_WHAT THE TASK REQUIRES_
Find the word "color" in the listing; pull out each line holding it.

_Entries from a visual dataset_
◆ ◆ ◆ ◆ ◆ ◆ ◆

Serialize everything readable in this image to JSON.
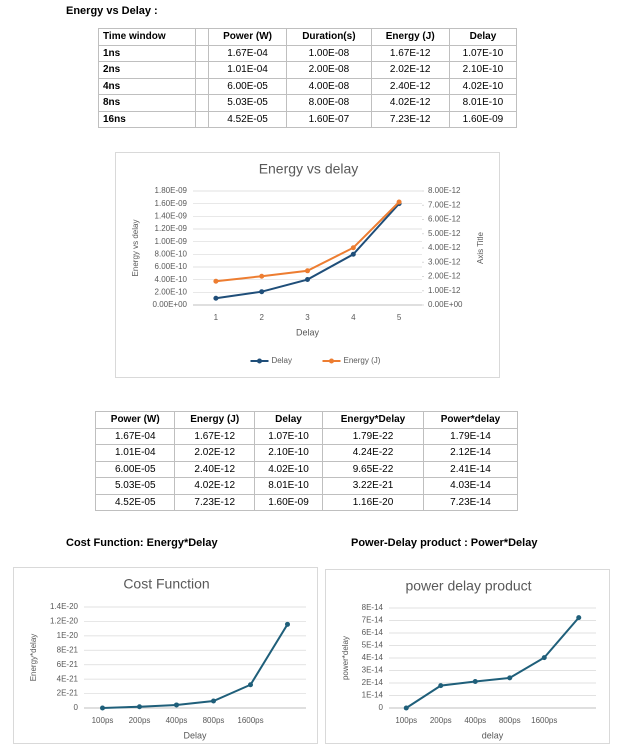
{
  "heading1": "Energy vs Delay :",
  "table1": {
    "header": [
      "Time window",
      "Power (W)",
      "Duration(s)",
      "Energy (J)",
      "Delay"
    ],
    "rows": [
      [
        "1ns",
        "1.67E-04",
        "1.00E-08",
        "1.67E-12",
        "1.07E-10"
      ],
      [
        "2ns",
        "1.01E-04",
        "2.00E-08",
        "2.02E-12",
        "2.10E-10"
      ],
      [
        "4ns",
        "6.00E-05",
        "4.00E-08",
        "2.40E-12",
        "4.02E-10"
      ],
      [
        "8ns",
        "5.03E-05",
        "8.00E-08",
        "4.02E-12",
        "8.01E-10"
      ],
      [
        "16ns",
        "4.52E-05",
        "1.60E-07",
        "7.23E-12",
        "1.60E-09"
      ]
    ]
  },
  "chart1": {
    "type": "line",
    "title": "Energy vs delay",
    "xlabel": "Delay",
    "ylabel": "Energy vs delay",
    "y2label": "Axis Title",
    "x": [
      1,
      2,
      3,
      4,
      5
    ],
    "xlim": [
      0.5,
      5.5
    ],
    "xticks": [
      1,
      2,
      3,
      4,
      5
    ],
    "ylim": [
      0,
      1.8e-09
    ],
    "yticks": [
      {
        "value": 0,
        "label": "0.00E+00"
      },
      {
        "value": 2e-10,
        "label": "2.00E-10"
      },
      {
        "value": 4e-10,
        "label": "4.00E-10"
      },
      {
        "value": 6e-10,
        "label": "6.00E-10"
      },
      {
        "value": 8e-10,
        "label": "8.00E-10"
      },
      {
        "value": 1e-09,
        "label": "1.00E-09"
      },
      {
        "value": 1.2e-09,
        "label": "1.20E-09"
      },
      {
        "value": 1.4e-09,
        "label": "1.40E-09"
      },
      {
        "value": 1.6e-09,
        "label": "1.60E-09"
      },
      {
        "value": 1.8e-09,
        "label": "1.80E-09"
      }
    ],
    "y2lim": [
      0,
      8e-12
    ],
    "y2ticks": [
      {
        "value": 0,
        "label": "0.00E+00"
      },
      {
        "value": 1e-12,
        "label": "1.00E-12"
      },
      {
        "value": 2e-12,
        "label": "2.00E-12"
      },
      {
        "value": 3e-12,
        "label": "3.00E-12"
      },
      {
        "value": 4e-12,
        "label": "4.00E-12"
      },
      {
        "value": 5e-12,
        "label": "5.00E-12"
      },
      {
        "value": 6e-12,
        "label": "6.00E-12"
      },
      {
        "value": 7e-12,
        "label": "7.00E-12"
      },
      {
        "value": 8e-12,
        "label": "8.00E-12"
      }
    ],
    "grid": true,
    "legend": "bottom",
    "series": [
      {
        "name": "Delay",
        "color": "#1f4e79",
        "values": [
          1.07e-10,
          2.1e-10,
          4.02e-10,
          8.01e-10,
          1.6e-09
        ]
      },
      {
        "name": "Energy (J)",
        "color": "#ed7d31",
        "axis": "y2",
        "values": [
          1.67e-12,
          2.02e-12,
          2.4e-12,
          4.02e-12,
          7.23e-12
        ]
      }
    ]
  },
  "table2": {
    "header": [
      "Power (W)",
      "Energy (J)",
      "Delay",
      "Energy*Delay",
      "Power*delay"
    ],
    "rows": [
      [
        "1.67E-04",
        "1.67E-12",
        "1.07E-10",
        "1.79E-22",
        "1.79E-14"
      ],
      [
        "1.01E-04",
        "2.02E-12",
        "2.10E-10",
        "4.24E-22",
        "2.12E-14"
      ],
      [
        "6.00E-05",
        "2.40E-12",
        "4.02E-10",
        "9.65E-22",
        "2.41E-14"
      ],
      [
        "5.03E-05",
        "4.02E-12",
        "8.01E-10",
        "3.22E-21",
        "4.03E-14"
      ],
      [
        "4.52E-05",
        "7.23E-12",
        "1.60E-09",
        "1.16E-20",
        "7.23E-14"
      ]
    ]
  },
  "heading2": "Cost Function: Energy*Delay",
  "heading3": "Power-Delay product : Power*Delay",
  "chart2": {
    "type": "line",
    "title": "Cost Function",
    "xlabel": "Delay",
    "ylabel": "Energy*delay",
    "categories": [
      "100ps",
      "200ps",
      "400ps",
      "800ps",
      "1600ps",
      null
    ],
    "ylim": [
      0,
      1.4e-20
    ],
    "yticks": [
      0,
      {
        "value": 2e-21,
        "label": "2E-21"
      },
      {
        "value": 4e-21,
        "label": "4E-21"
      },
      {
        "value": 6e-21,
        "label": "6E-21"
      },
      {
        "value": 8e-21,
        "label": "8E-21"
      },
      {
        "value": 1e-20,
        "label": "1E-20"
      },
      {
        "value": 1.2e-20,
        "label": "1.2E-20"
      },
      {
        "value": 1.4e-20,
        "label": "1.4E-20"
      }
    ],
    "grid": true,
    "series": [
      {
        "name": "Energy*Delay",
        "color": "#1f5f7a",
        "values": [
          0,
          1.79e-22,
          4.24e-22,
          9.65e-22,
          3.22e-21,
          1.16e-20
        ]
      }
    ]
  },
  "chart3": {
    "type": "line",
    "title": "power delay product",
    "xlabel": "delay",
    "ylabel": "power*delay",
    "categories": [
      "100ps",
      "200ps",
      "400ps",
      "800ps",
      "1600ps",
      null
    ],
    "ylim": [
      0,
      8e-14
    ],
    "yticks": [
      0,
      {
        "value": 1e-14,
        "label": "1E-14"
      },
      {
        "value": 2e-14,
        "label": "2E-14"
      },
      {
        "value": 3e-14,
        "label": "3E-14"
      },
      {
        "value": 4e-14,
        "label": "4E-14"
      },
      {
        "value": 5e-14,
        "label": "5E-14"
      },
      {
        "value": 6e-14,
        "label": "6E-14"
      },
      {
        "value": 7e-14,
        "label": "7E-14"
      },
      {
        "value": 8e-14,
        "label": "8E-14"
      }
    ],
    "grid": true,
    "series": [
      {
        "name": "Power*delay",
        "color": "#1f5f7a",
        "values": [
          0,
          1.79e-14,
          2.12e-14,
          2.41e-14,
          4.03e-14,
          7.23e-14
        ]
      }
    ]
  }
}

◆ ◆ ◆ ◆ ◆ ◆ ◆

_SOLVED PROBLEM_
        "color": "#1f4e79",
        "color": "#ed7d31",
        "color": "#1f5f7a",
        "color": "#1f5f7a",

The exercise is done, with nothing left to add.